═════ INFORMASI YANG TERSEDIA ═════

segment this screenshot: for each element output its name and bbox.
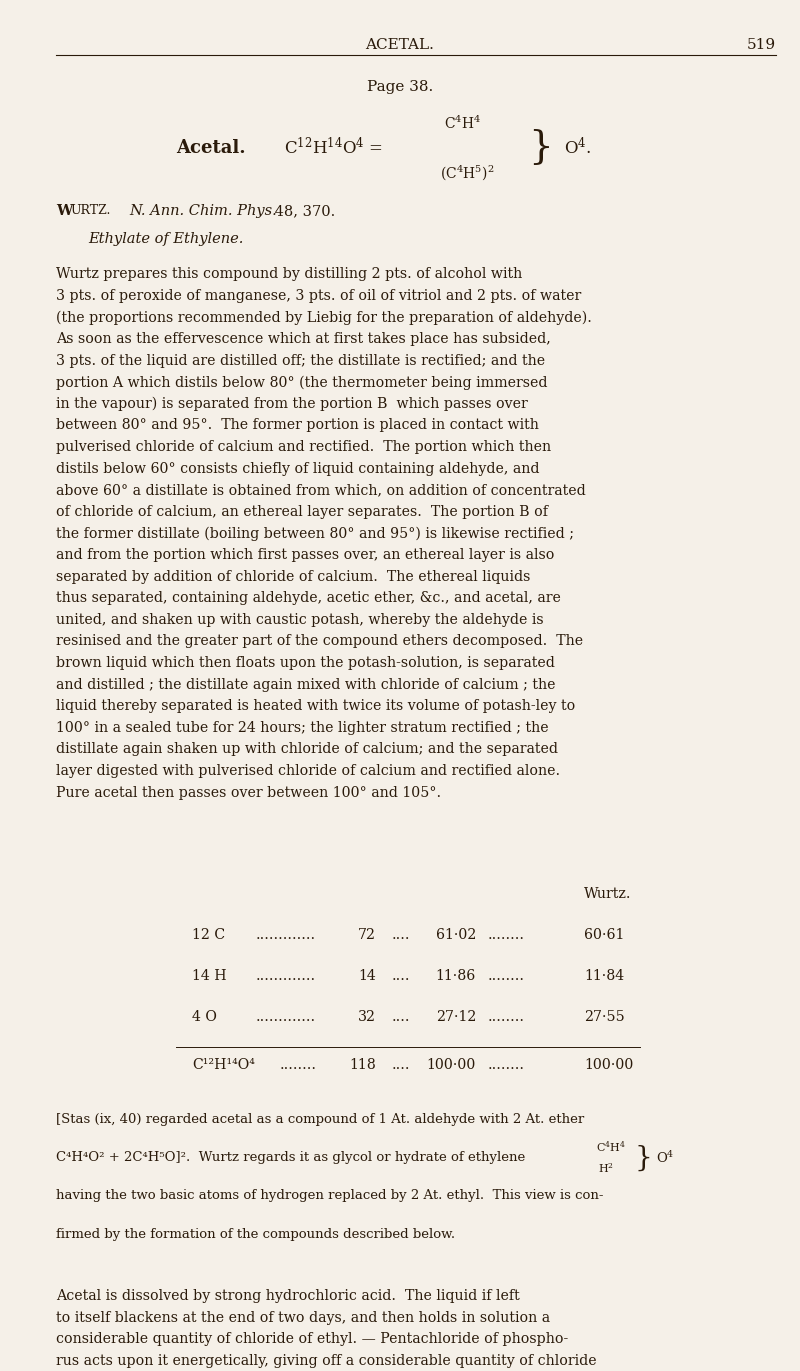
Text: rus acts upon it energetically, giving off a considerable quantity of chloride: rus acts upon it energetically, giving o… bbox=[56, 1355, 597, 1368]
Text: ....: .... bbox=[392, 928, 410, 942]
Text: ....: .... bbox=[392, 969, 410, 983]
Text: 14 H: 14 H bbox=[192, 969, 226, 983]
Text: thus separated, containing aldehyde, acetic ether, &c., and acetal, are: thus separated, containing aldehyde, ace… bbox=[56, 591, 561, 605]
Text: to itself blackens at the end of two days, and then holds in solution a: to itself blackens at the end of two day… bbox=[56, 1311, 550, 1324]
Text: 27·12: 27·12 bbox=[436, 1010, 476, 1024]
Text: Acetal.: Acetal. bbox=[176, 138, 246, 156]
Text: Pure acetal then passes over between 100° and 105°.: Pure acetal then passes over between 100… bbox=[56, 786, 441, 799]
Text: $\mathregular{H^2}$: $\mathregular{H^2}$ bbox=[598, 1161, 614, 1175]
Text: $\mathregular{C^{12}H^{14}O^4}$ =: $\mathregular{C^{12}H^{14}O^4}$ = bbox=[284, 137, 383, 158]
Text: Acetal is dissolved by strong hydrochloric acid.  The liquid if left: Acetal is dissolved by strong hydrochlor… bbox=[56, 1289, 520, 1304]
Text: ........: ........ bbox=[280, 1058, 317, 1072]
Text: Wurtz.: Wurtz. bbox=[584, 887, 631, 901]
Text: ........: ........ bbox=[488, 969, 525, 983]
Text: $\mathregular{C^4H^4}$: $\mathregular{C^4H^4}$ bbox=[596, 1139, 626, 1154]
Text: 12 C: 12 C bbox=[192, 928, 225, 942]
Text: Page 38.: Page 38. bbox=[367, 80, 433, 93]
Text: 4 O: 4 O bbox=[192, 1010, 217, 1024]
Text: 3 pts. of the liquid are distilled off; the distillate is rectified; and the: 3 pts. of the liquid are distilled off; … bbox=[56, 354, 545, 367]
Text: 48, 370.: 48, 370. bbox=[270, 204, 335, 218]
Text: layer digested with pulverised chloride of calcium and rectified alone.: layer digested with pulverised chloride … bbox=[56, 764, 560, 777]
Text: 60·61: 60·61 bbox=[584, 928, 624, 942]
Text: [Stas (ix, 40) regarded acetal as a compound of 1 At. aldehyde with 2 At. ether: [Stas (ix, 40) regarded acetal as a comp… bbox=[56, 1113, 584, 1126]
Text: $\mathregular{(C^4H^5)^2}$: $\mathregular{(C^4H^5)^2}$ bbox=[440, 163, 494, 181]
Text: firmed by the formation of the compounds described below.: firmed by the formation of the compounds… bbox=[56, 1228, 455, 1241]
Text: 32: 32 bbox=[358, 1010, 376, 1024]
Text: and from the portion which first passes over, an ethereal layer is also: and from the portion which first passes … bbox=[56, 548, 554, 562]
Text: N. Ann. Chim. Phys.: N. Ann. Chim. Phys. bbox=[130, 204, 278, 218]
Text: ........: ........ bbox=[488, 928, 525, 942]
Text: 519: 519 bbox=[747, 38, 776, 52]
Text: considerable quantity of chloride of ethyl. — Pentachloride of phospho-: considerable quantity of chloride of eth… bbox=[56, 1333, 568, 1346]
Text: ........: ........ bbox=[488, 1010, 525, 1024]
Text: ....: .... bbox=[392, 1010, 410, 1024]
Text: (the proportions recommended by Liebig for the preparation of aldehyde).: (the proportions recommended by Liebig f… bbox=[56, 310, 592, 325]
Text: 61·02: 61·02 bbox=[436, 928, 476, 942]
Text: W: W bbox=[56, 204, 72, 218]
Text: $\mathregular{O^4}$: $\mathregular{O^4}$ bbox=[656, 1150, 674, 1165]
Text: 27·55: 27·55 bbox=[584, 1010, 625, 1024]
Text: C¹²H¹⁴O⁴: C¹²H¹⁴O⁴ bbox=[192, 1058, 255, 1072]
Text: ........: ........ bbox=[488, 1058, 525, 1072]
Text: .............: ............. bbox=[256, 1010, 316, 1024]
Text: having the two basic atoms of hydrogen replaced by 2 At. ethyl.  This view is co: having the two basic atoms of hydrogen r… bbox=[56, 1190, 603, 1202]
Text: 72: 72 bbox=[358, 928, 376, 942]
Text: As soon as the effervescence which at first takes place has subsided,: As soon as the effervescence which at fi… bbox=[56, 332, 550, 345]
Text: Ethylate of Ethylene.: Ethylate of Ethylene. bbox=[88, 232, 243, 247]
Text: $\mathregular{C^4H^4}$: $\mathregular{C^4H^4}$ bbox=[444, 114, 482, 132]
Text: brown liquid which then floats upon the potash-solution, is separated: brown liquid which then floats upon the … bbox=[56, 655, 555, 670]
Text: .............: ............. bbox=[256, 928, 316, 942]
Text: in the vapour) is separated from the portion B  which passes over: in the vapour) is separated from the por… bbox=[56, 396, 528, 411]
Text: 14: 14 bbox=[358, 969, 376, 983]
Text: }: } bbox=[634, 1145, 652, 1172]
Text: URTZ.: URTZ. bbox=[70, 204, 110, 218]
Text: 11·86: 11·86 bbox=[436, 969, 476, 983]
Text: distils below 60° consists chiefly of liquid containing aldehyde, and: distils below 60° consists chiefly of li… bbox=[56, 462, 539, 476]
Text: 11·84: 11·84 bbox=[584, 969, 624, 983]
Text: 118: 118 bbox=[350, 1058, 376, 1072]
Text: the former distillate (boiling between 80° and 95°) is likewise rectified ;: the former distillate (boiling between 8… bbox=[56, 526, 574, 540]
Text: .............: ............. bbox=[256, 969, 316, 983]
Text: resinised and the greater part of the compound ethers decomposed.  The: resinised and the greater part of the co… bbox=[56, 635, 583, 648]
Text: distillate again shaken up with chloride of calcium; and the separated: distillate again shaken up with chloride… bbox=[56, 742, 558, 757]
Text: separated by addition of chloride of calcium.  The ethereal liquids: separated by addition of chloride of cal… bbox=[56, 569, 530, 584]
Text: ACETAL.: ACETAL. bbox=[366, 38, 434, 52]
Text: between 80° and 95°.  The former portion is placed in contact with: between 80° and 95°. The former portion … bbox=[56, 418, 539, 432]
Text: of chloride of calcium, an ethereal layer separates.  The portion B of: of chloride of calcium, an ethereal laye… bbox=[56, 505, 548, 518]
Text: and distilled ; the distillate again mixed with chloride of calcium ; the: and distilled ; the distillate again mix… bbox=[56, 677, 555, 691]
Text: united, and shaken up with caustic potash, whereby the aldehyde is: united, and shaken up with caustic potas… bbox=[56, 613, 544, 627]
Text: ....: .... bbox=[392, 1058, 410, 1072]
Text: }: } bbox=[528, 129, 553, 166]
Text: C⁴H⁴O² + 2C⁴H⁵O]².  Wurtz regards it as glycol or hydrate of ethylene: C⁴H⁴O² + 2C⁴H⁵O]². Wurtz regards it as g… bbox=[56, 1152, 526, 1164]
Text: $\mathregular{O^4}$.: $\mathregular{O^4}$. bbox=[564, 137, 591, 158]
Text: 100·00: 100·00 bbox=[584, 1058, 634, 1072]
Text: pulverised chloride of calcium and rectified.  The portion which then: pulverised chloride of calcium and recti… bbox=[56, 440, 551, 454]
Text: 100° in a sealed tube for 24 hours; the lighter stratum rectified ; the: 100° in a sealed tube for 24 hours; the … bbox=[56, 721, 549, 735]
Text: portion A which distils below 80° (the thermometer being immersed: portion A which distils below 80° (the t… bbox=[56, 376, 547, 389]
Text: 3 pts. of peroxide of manganese, 3 pts. of oil of vitriol and 2 pts. of water: 3 pts. of peroxide of manganese, 3 pts. … bbox=[56, 289, 582, 303]
Text: 100·00: 100·00 bbox=[426, 1058, 476, 1072]
Text: liquid thereby separated is heated with twice its volume of potash-ley to: liquid thereby separated is heated with … bbox=[56, 699, 575, 713]
Text: above 60° a distillate is obtained from which, on addition of concentrated: above 60° a distillate is obtained from … bbox=[56, 483, 586, 498]
Text: Wurtz prepares this compound by distilling 2 pts. of alcohol with: Wurtz prepares this compound by distilli… bbox=[56, 267, 522, 281]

═════

Sebutkan setiap baris dalam daftar di atas yang memuat kata "between". Salin baris-baris itu secara utuh.

Text: Pure acetal then passes over between 100° and 105°.: Pure acetal then passes over between 100… bbox=[56, 786, 441, 799]
Text: the former distillate (boiling between 80° and 95°) is likewise rectified ;: the former distillate (boiling between 8… bbox=[56, 526, 574, 540]
Text: between 80° and 95°.  The former portion is placed in contact with: between 80° and 95°. The former portion … bbox=[56, 418, 539, 432]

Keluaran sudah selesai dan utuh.